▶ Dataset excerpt
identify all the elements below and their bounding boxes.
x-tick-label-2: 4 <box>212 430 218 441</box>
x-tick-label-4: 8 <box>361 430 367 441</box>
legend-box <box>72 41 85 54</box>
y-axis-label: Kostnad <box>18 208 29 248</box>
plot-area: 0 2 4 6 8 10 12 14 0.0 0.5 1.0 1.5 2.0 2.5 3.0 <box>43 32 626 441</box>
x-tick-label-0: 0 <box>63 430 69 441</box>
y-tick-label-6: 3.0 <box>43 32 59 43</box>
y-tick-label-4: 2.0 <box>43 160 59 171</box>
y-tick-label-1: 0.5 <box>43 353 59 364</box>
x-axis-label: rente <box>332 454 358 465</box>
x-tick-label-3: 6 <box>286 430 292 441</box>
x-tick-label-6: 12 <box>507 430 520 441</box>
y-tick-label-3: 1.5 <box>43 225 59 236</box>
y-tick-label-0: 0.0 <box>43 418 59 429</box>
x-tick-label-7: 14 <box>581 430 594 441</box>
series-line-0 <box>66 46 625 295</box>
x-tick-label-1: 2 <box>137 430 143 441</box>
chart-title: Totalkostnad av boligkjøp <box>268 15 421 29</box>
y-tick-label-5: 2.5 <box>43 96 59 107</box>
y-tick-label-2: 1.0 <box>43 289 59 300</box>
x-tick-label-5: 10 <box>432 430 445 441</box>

▶ GOAL
Convert the rows above into a JSON list of strings, with one string for each line and no blank lines.

▶ EXERCISE ANSWER
[
  "identify all the elements below and their bounding boxes.",
  "x-tick-label-2: 4 <box>212 430 218 441</box>",
  "x-tick-label-4: 8 <box>361 430 367 441</box>",
  "legend-box <box>72 41 85 54</box>",
  "y-axis-label: Kostnad <box>18 208 29 248</box>",
  "plot-area: 0 2 4 6 8 10 12 14 0.0 0.5 1.0 1.5 2.0 2.5 3.0 <box>43 32 626 441</box>",
  "x-tick-label-0: 0 <box>63 430 69 441</box>",
  "y-tick-label-6: 3.0 <box>43 32 59 43</box>",
  "y-tick-label-4: 2.0 <box>43 160 59 171</box>",
  "y-tick-label-1: 0.5 <box>43 353 59 364</box>",
  "x-axis-label: rente <box>332 454 358 465</box>",
  "x-tick-label-3: 6 <box>286 430 292 441</box>",
  "x-tick-label-6: 12 <box>507 430 520 441</box>",
  "y-tick-label-3: 1.5 <box>43 225 59 236</box>",
  "y-tick-label-0: 0.0 <box>43 418 59 429</box>",
  "x-tick-label-7: 14 <box>581 430 594 441</box>",
  "series-line-0 <box>66 46 625 295</box>",
  "x-tick-label-1: 2 <box>137 430 143 441</box>",
  "chart-title: Totalkostnad av boligkjøp <box>268 15 421 29</box>",
  "y-tick-label-5: 2.5 <box>43 96 59 107</box>",
  "y-tick-label-2: 1.0 <box>43 289 59 300</box>",
  "x-tick-label-5: 10 <box>432 430 445 441</box>"
]